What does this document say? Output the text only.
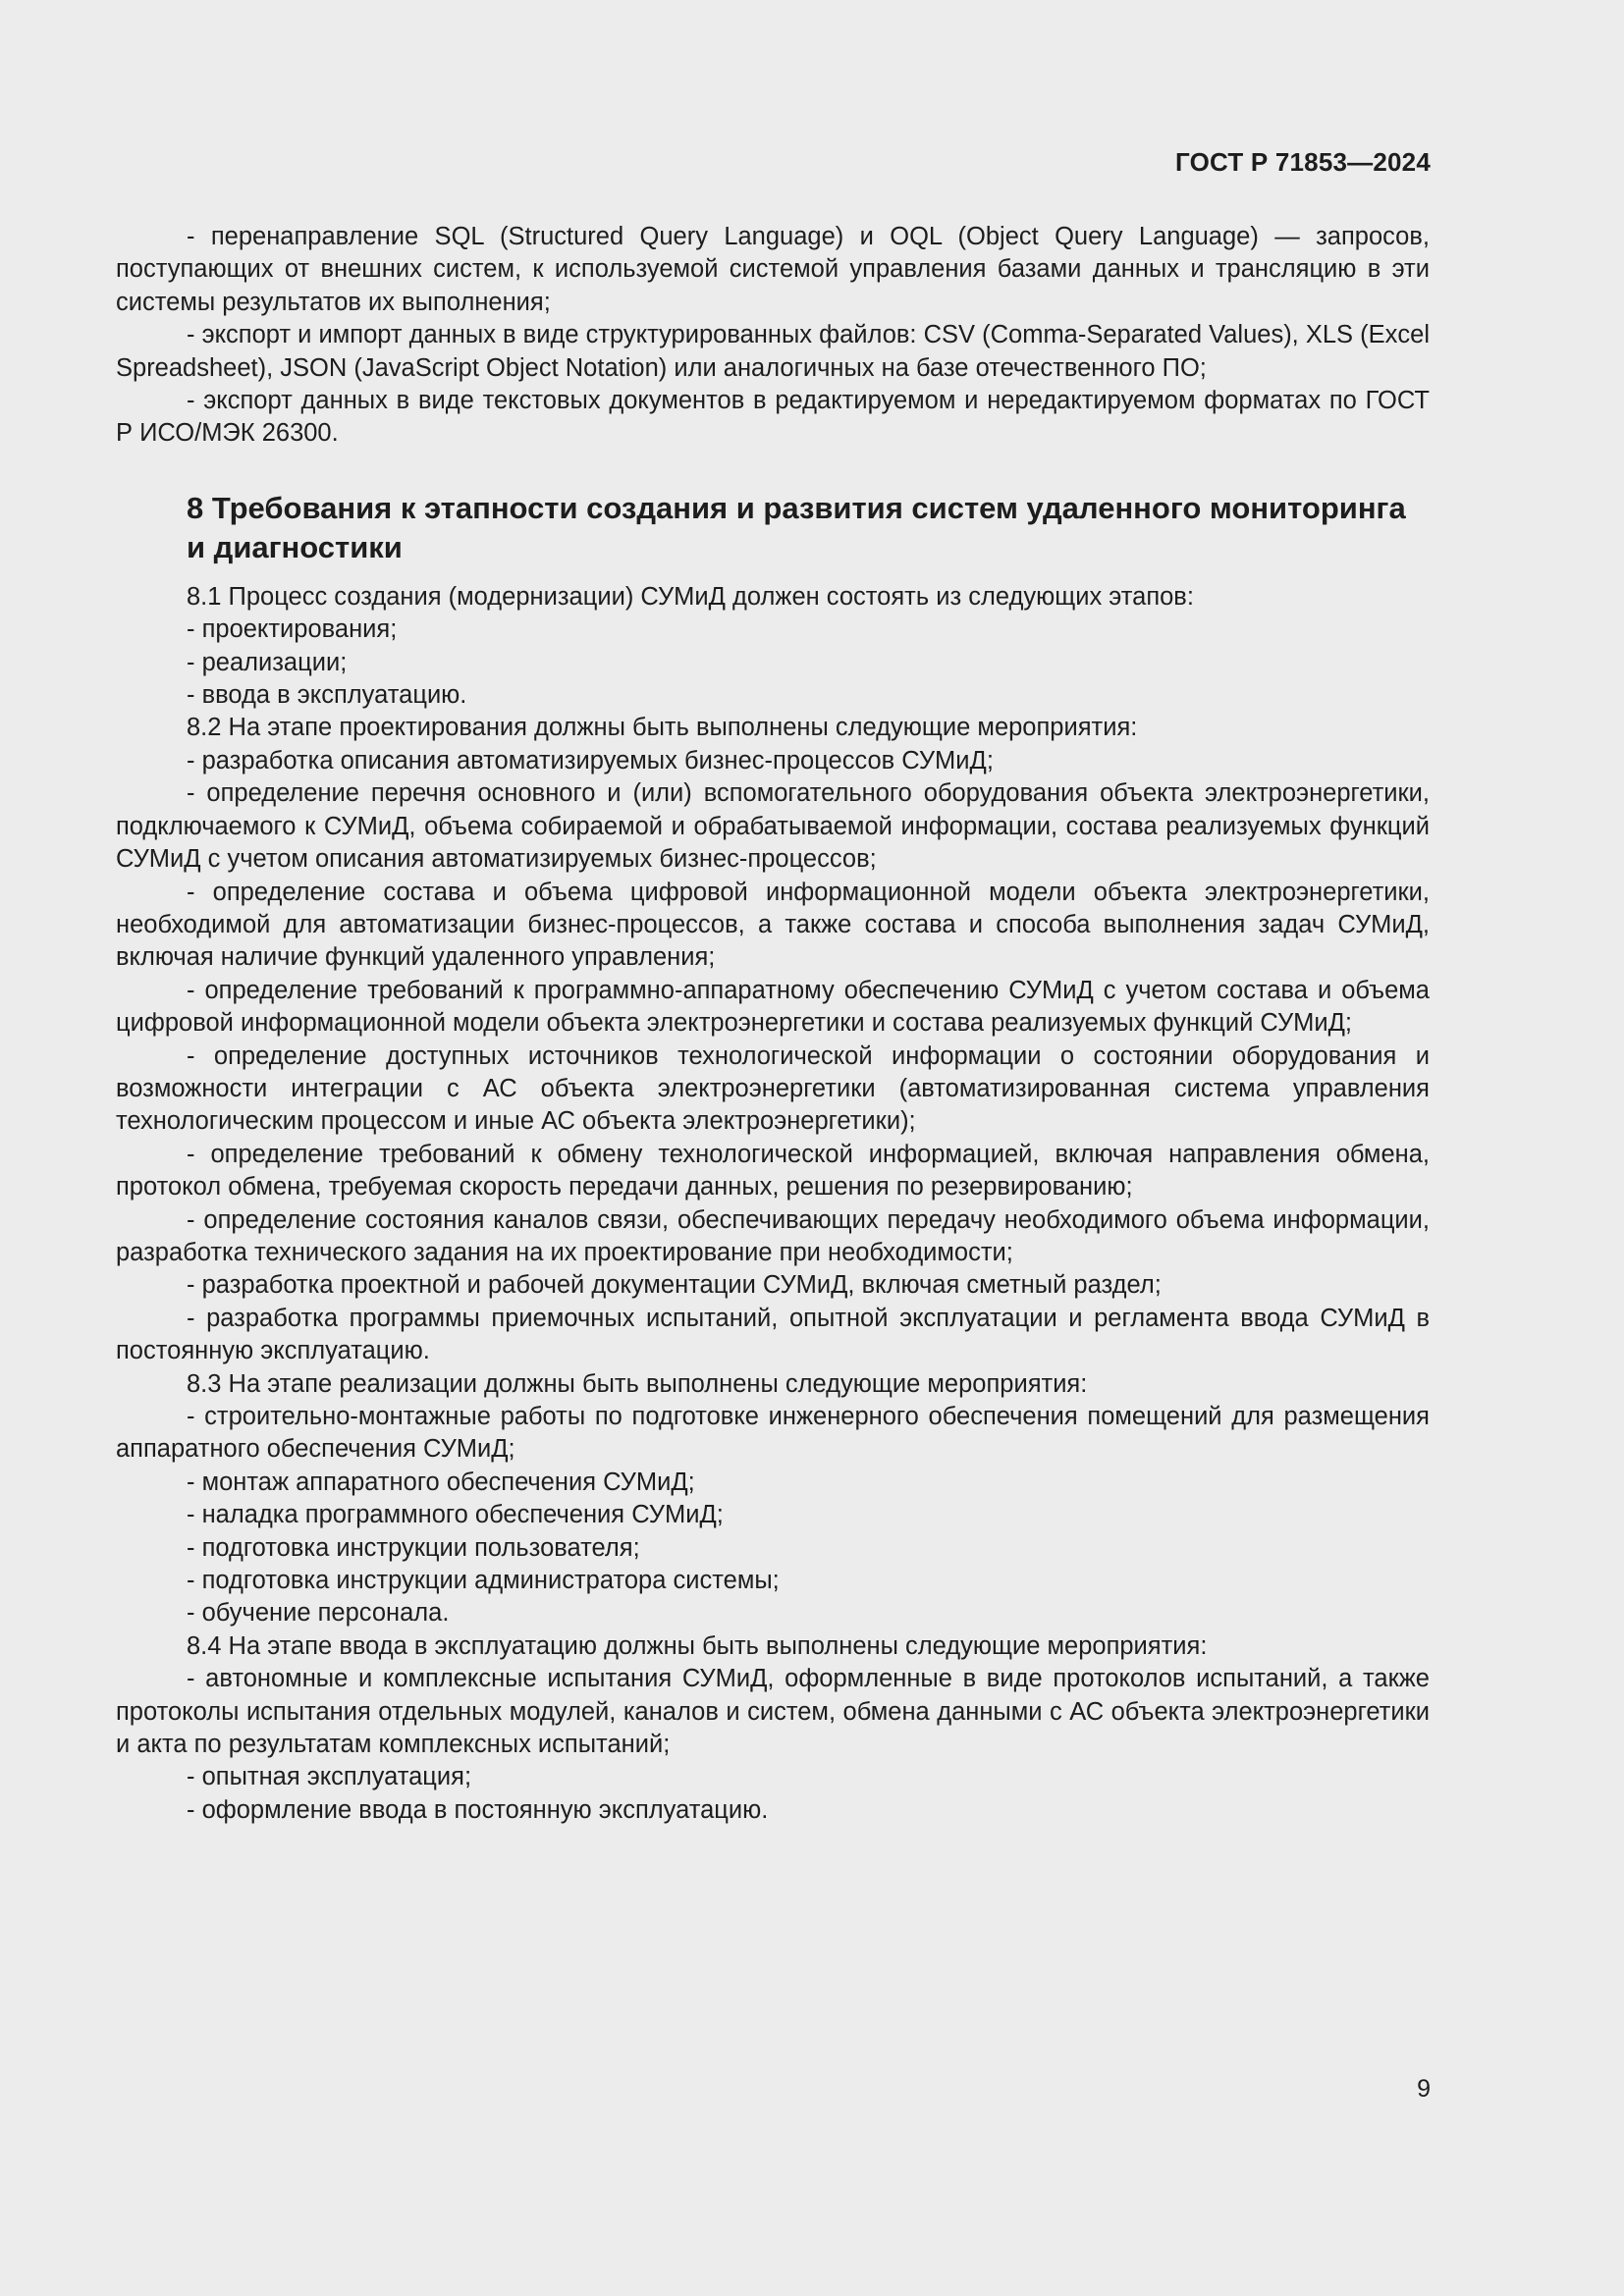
ГОСТ Р 71853—2024

- перенаправление SQL (Structured Query Language) и OQL (Object Query Language) — запросов, поступающих от внешних систем, к используемой системой управления базами данных и трансляцию в эти системы результатов их выполнения;

- экспорт и импорт данных в виде структурированных файлов: CSV (Comma-Separated Values), XLS (Excel Spreadsheet), JSON (JavaScript Object Notation) или аналогичных на базе отечественного ПО;

- экспорт данных в виде текстовых документов в редактируемом и нередактируемом форматах по ГОСТ Р ИСО/МЭК 26300.

8 Требования к этапности создания и развития систем удаленного мониторинга и диагностики

8.1 Процесс создания (модернизации) СУМиД должен состоять из следующих этапов:

- проектирования;

- реализации;

- ввода в эксплуатацию.

8.2 На этапе проектирования должны быть выполнены следующие мероприятия:

- разработка описания автоматизируемых бизнес-процессов СУМиД;

- определение перечня основного и (или) вспомогательного оборудования объекта электроэнергетики, подключаемого к СУМиД, объема собираемой и обрабатываемой информации, состава реализуемых функций СУМиД с учетом описания автоматизируемых бизнес-процессов;

- определение состава и объема цифровой информационной модели объекта электроэнергетики, необходимой для автоматизации бизнес-процессов, а также состава и способа выполнения задач СУМиД, включая наличие функций удаленного управления;

- определение требований к программно-аппаратному обеспечению СУМиД с учетом состава и объема цифровой информационной модели объекта электроэнергетики и состава реализуемых функций СУМиД;

- определение доступных источников технологической информации о состоянии оборудования и возможности интеграции с АС объекта электроэнергетики (автоматизированная система управления технологическим процессом и иные АС объекта электроэнергетики);

- определение требований к обмену технологической информацией, включая направления обмена, протокол обмена, требуемая скорость передачи данных, решения по резервированию;

- определение состояния каналов связи, обеспечивающих передачу необходимого объема информации, разработка технического задания на их проектирование при необходимости;

- разработка проектной и рабочей документации СУМиД, включая сметный раздел;

- разработка программы приемочных испытаний, опытной эксплуатации и регламента ввода СУМиД в постоянную эксплуатацию.

8.3 На этапе реализации должны быть выполнены следующие мероприятия:

- строительно-монтажные работы по подготовке инженерного обеспечения помещений для размещения аппаратного обеспечения СУМиД;

- монтаж аппаратного обеспечения СУМиД;

- наладка программного обеспечения СУМиД;

- подготовка инструкции пользователя;

- подготовка инструкции администратора системы;

- обучение персонала.

8.4 На этапе ввода в эксплуатацию должны быть выполнены следующие мероприятия:

- автономные и комплексные испытания СУМиД, оформленные в виде протоколов испытаний, а также протоколы испытания отдельных модулей, каналов и систем, обмена данными с АС объекта электроэнергетики и акта по результатам комплексных испытаний;

- опытная эксплуатация;

- оформление ввода в постоянную эксплуатацию.

9
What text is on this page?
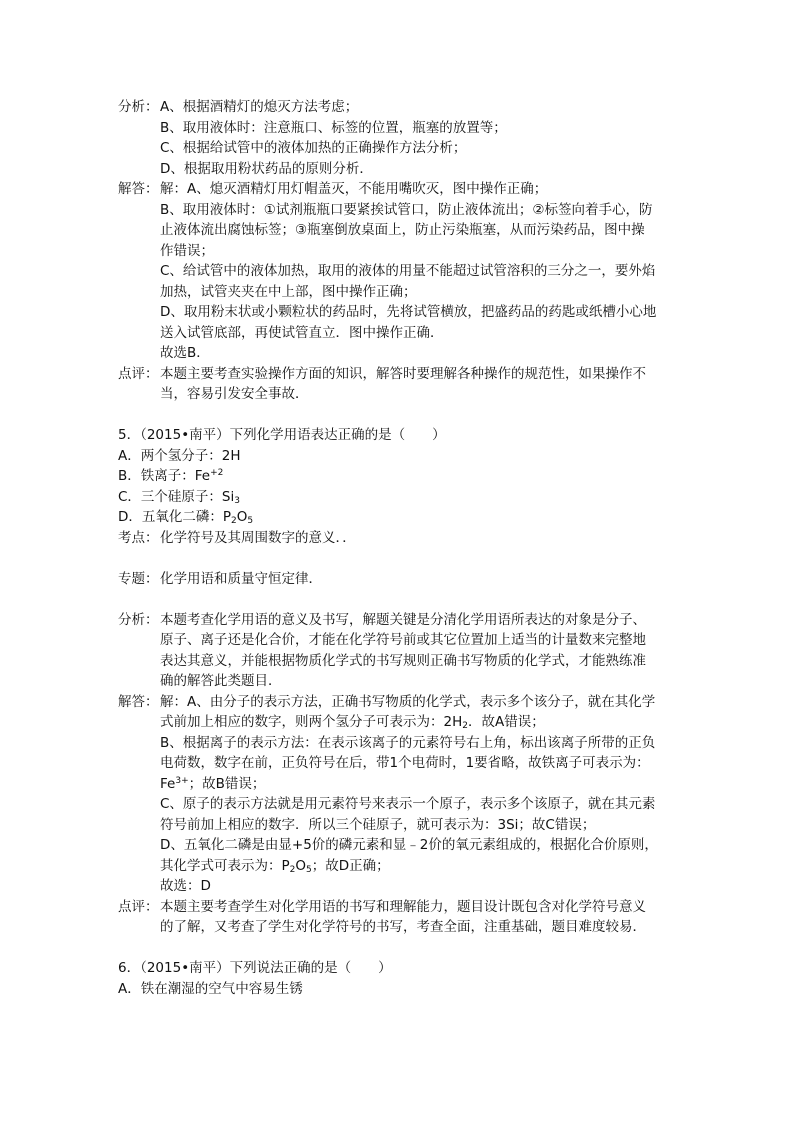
分析： A、根据酒精灯的熄灭方法考虑；
B、取用液体时：注意瓶口、标签的位置，瓶塞的放置等；
C、根据给试管中的液体加热的正确操作方法分析；
D、根据取用粉状药品的原则分析．
解答： 解：A、熄灭酒精灯用灯帽盖灭，不能用嘴吹灭，图中操作正确；
B、取用液体时：①试剂瓶瓶口要紧挨试管口，防止液体流出；②标签向着手心，防
止液体流出腐蚀标签；③瓶塞倒放桌面上，防止污染瓶塞，从而污染药品，图中操
作错误；
C、给试管中的液体加热，取用的液体的用量不能超过试管溶积的三分之一，要外焰
加热，试管夹夹在中上部，图中操作正确；
D、取用粉末状或小颗粒状的药品时，先将试管横放，把盛药品的药匙或纸槽小心地
送入试管底部，再使试管直立．图中操作正确．
故选B．
点评： 本题主要考查实验操作方面的知识，解答时要理解各种操作的规范性，如果操作不
当，容易引发安全事故．
5．（2015•南平）下列化学用语表达正确的是（　　）
A．两个氢分子：2H
B．铁离子：$Fe^{+2}$
C．三个硅原子：$Si_3$
D．五氧化二磷：$P_2O_5$
考点： 化学符号及其周围数字的意义．．
专题： 化学用语和质量守恒定律．
分析： 本题考查化学用语的意义及书写，解题关键是分清化学用语所表达的对象是分子、
原子、离子还是化合价，才能在化学符号前或其它位置加上适当的计量数来完整地
表达其意义，并能根据物质化学式的书写规则正确书写物质的化学式，才能熟练准
确的解答此类题目．
解答： 解：A、由分子的表示方法，正确书写物质的化学式，表示多个该分子，就在其化学
式前加上相应的数字，则两个氢分子可表示为：$2H_2$．故A错误；
B、根据离子的表示方法：在表示该离子的元素符号右上角，标出该离子所带的正负
电荷数，数字在前，正负符号在后，带1个电荷时，1要省略，故铁离子可表示为：
$Fe^{3+}$；故B错误；
C、原子的表示方法就是用元素符号来表示一个原子，表示多个该原子，就在其元素
符号前加上相应的数字．所以三个硅原子，就可表示为：3Si；故C错误；
D、五氧化二磷是由显+5价的磷元素和显﹣2价的氧元素组成的，根据化合价原则，
其化学式可表示为：$P_2O_5$；故D正确；
故选：D
点评： 本题主要考查学生对化学用语的书写和理解能力，题目设计既包含对化学符号意义
的了解，又考查了学生对化学符号的书写，考查全面，注重基础，题目难度较易．
6．（2015•南平）下列说法正确的是（　　）
A．铁在潮湿的空气中容易生锈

--------------------

- **WHAT NEEDS TO BE DONE**
All the lines above are to be given again exactly as they read, with the pictures removed.

- **TASK OUTPUT**
What does this document say? Output the text only.
ГОСТ Р 71853—2024

- перенаправление SQL (Structured Query Language) и OQL (Object Query Language) — запросов, поступающих от внешних систем, к используемой системой управления базами данных и трансляцию в эти системы результатов их выполнения;

- экспорт и импорт данных в виде структурированных файлов: CSV (Comma-Separated Values), XLS (Excel Spreadsheet), JSON (JavaScript Object Notation) или аналогичных на базе отечественного ПО;

- экспорт данных в виде текстовых документов в редактируемом и нередактируемом форматах по ГОСТ Р ИСО/МЭК 26300.

8 Требования к этапности создания и развития систем удаленного мониторинга и диагностики

8.1 Процесс создания (модернизации) СУМиД должен состоять из следующих этапов:

- проектирования;

- реализации;

- ввода в эксплуатацию.

8.2 На этапе проектирования должны быть выполнены следующие мероприятия:

- разработка описания автоматизируемых бизнес-процессов СУМиД;

- определение перечня основного и (или) вспомогательного оборудования объекта электроэнергетики, подключаемого к СУМиД, объема собираемой и обрабатываемой информации, состава реализуемых функций СУМиД с учетом описания автоматизируемых бизнес-процессов;

- определение состава и объема цифровой информационной модели объекта электроэнергетики, необходимой для автоматизации бизнес-процессов, а также состава и способа выполнения задач СУМиД, включая наличие функций удаленного управления;

- определение требований к программно-аппаратному обеспечению СУМиД с учетом состава и объема цифровой информационной модели объекта электроэнергетики и состава реализуемых функций СУМиД;

- определение доступных источников технологической информации о состоянии оборудования и возможности интеграции с АС объекта электроэнергетики (автоматизированная система управления технологическим процессом и иные АС объекта электроэнергетики);

- определение требований к обмену технологической информацией, включая направления обмена, протокол обмена, требуемая скорость передачи данных, решения по резервированию;

- определение состояния каналов связи, обеспечивающих передачу необходимого объема информации, разработка технического задания на их проектирование при необходимости;

- разработка проектной и рабочей документации СУМиД, включая сметный раздел;

- разработка программы приемочных испытаний, опытной эксплуатации и регламента ввода СУМиД в постоянную эксплуатацию.

8.3 На этапе реализации должны быть выполнены следующие мероприятия:

- строительно-монтажные работы по подготовке инженерного обеспечения помещений для размещения аппаратного обеспечения СУМиД;

- монтаж аппаратного обеспечения СУМиД;

- наладка программного обеспечения СУМиД;

- подготовка инструкции пользователя;

- подготовка инструкции администратора системы;

- обучение персонала.

8.4 На этапе ввода в эксплуатацию должны быть выполнены следующие мероприятия:

- автономные и комплексные испытания СУМиД, оформленные в виде протоколов испытаний, а также протоколы испытания отдельных модулей, каналов и систем, обмена данными с АС объекта электроэнергетики и акта по результатам комплексных испытаний;

- опытная эксплуатация;

- оформление ввода в постоянную эксплуатацию.

9
What text is on this page?
分析： A、根据酒精灯的熄灭方法考虑；
B、取用液体时：注意瓶口、标签的位置，瓶塞的放置等；
C、根据给试管中的液体加热的正确操作方法分析；
D、根据取用粉状药品的原则分析．
解答： 解：A、熄灭酒精灯用灯帽盖灭，不能用嘴吹灭，图中操作正确；
B、取用液体时：①试剂瓶瓶口要紧挨试管口，防止液体流出；②标签向着手心，防
止液体流出腐蚀标签；③瓶塞倒放桌面上，防止污染瓶塞，从而污染药品，图中操
作错误；
C、给试管中的液体加热，取用的液体的用量不能超过试管溶积的三分之一，要外焰
加热，试管夹夹在中上部，图中操作正确；
D、取用粉末状或小颗粒状的药品时，先将试管横放，把盛药品的药匙或纸槽小心地
送入试管底部，再使试管直立．图中操作正确．
故选B．
点评： 本题主要考查实验操作方面的知识，解答时要理解各种操作的规范性，如果操作不
当，容易引发安全事故．
5．（2015•南平）下列化学用语表达正确的是（　　）
A．两个氢分子：2H
B．铁离子：$Fe^{+2}$
C．三个硅原子：$Si_3$
D．五氧化二磷：$P_2O_5$
考点： 化学符号及其周围数字的意义．．
专题： 化学用语和质量守恒定律．
分析： 本题考查化学用语的意义及书写，解题关键是分清化学用语所表达的对象是分子、
原子、离子还是化合价，才能在化学符号前或其它位置加上适当的计量数来完整地
表达其意义，并能根据物质化学式的书写规则正确书写物质的化学式，才能熟练准
确的解答此类题目．
解答： 解：A、由分子的表示方法，正确书写物质的化学式，表示多个该分子，就在其化学
式前加上相应的数字，则两个氢分子可表示为：$2H_2$．故A错误；
B、根据离子的表示方法：在表示该离子的元素符号右上角，标出该离子所带的正负
电荷数，数字在前，正负符号在后，带1个电荷时，1要省略，故铁离子可表示为：
$Fe^{3+}$；故B错误；
C、原子的表示方法就是用元素符号来表示一个原子，表示多个该原子，就在其元素
符号前加上相应的数字．所以三个硅原子，就可表示为：3Si；故C错误；
D、五氧化二磷是由显+5价的磷元素和显﹣2价的氧元素组成的，根据化合价原则，
其化学式可表示为：$P_2O_5$；故D正确；
故选：D
点评： 本题主要考查学生对化学用语的书写和理解能力，题目设计既包含对化学符号意义
的了解，又考查了学生对化学符号的书写，考查全面，注重基础，题目难度较易．
6．（2015•南平）下列说法正确的是（　　）
A．铁在潮湿的空气中容易生锈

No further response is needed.